— START Provided information —
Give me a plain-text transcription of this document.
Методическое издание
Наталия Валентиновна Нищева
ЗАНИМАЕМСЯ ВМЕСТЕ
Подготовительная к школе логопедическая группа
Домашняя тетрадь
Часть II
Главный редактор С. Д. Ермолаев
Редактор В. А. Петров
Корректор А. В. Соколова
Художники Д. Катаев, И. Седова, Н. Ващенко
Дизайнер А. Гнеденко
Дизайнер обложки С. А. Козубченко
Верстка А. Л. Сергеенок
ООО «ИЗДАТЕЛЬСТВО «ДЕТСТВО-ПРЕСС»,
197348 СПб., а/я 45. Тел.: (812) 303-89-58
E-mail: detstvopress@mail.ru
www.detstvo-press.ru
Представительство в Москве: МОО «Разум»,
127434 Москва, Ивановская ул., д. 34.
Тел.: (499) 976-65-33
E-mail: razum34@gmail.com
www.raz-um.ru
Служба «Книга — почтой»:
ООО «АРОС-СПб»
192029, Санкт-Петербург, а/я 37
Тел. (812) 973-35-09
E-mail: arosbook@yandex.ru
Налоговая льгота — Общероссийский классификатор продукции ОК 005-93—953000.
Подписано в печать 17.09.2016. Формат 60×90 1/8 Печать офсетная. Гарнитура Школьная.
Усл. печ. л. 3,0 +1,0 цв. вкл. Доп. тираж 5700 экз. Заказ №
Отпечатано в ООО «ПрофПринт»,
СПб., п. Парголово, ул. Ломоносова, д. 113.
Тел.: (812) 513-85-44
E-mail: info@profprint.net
— END Provided information —
= What this task involves =
In the material above, how many lines hold the word "Дизайнер"? Say only the number.

= Response to this task =
2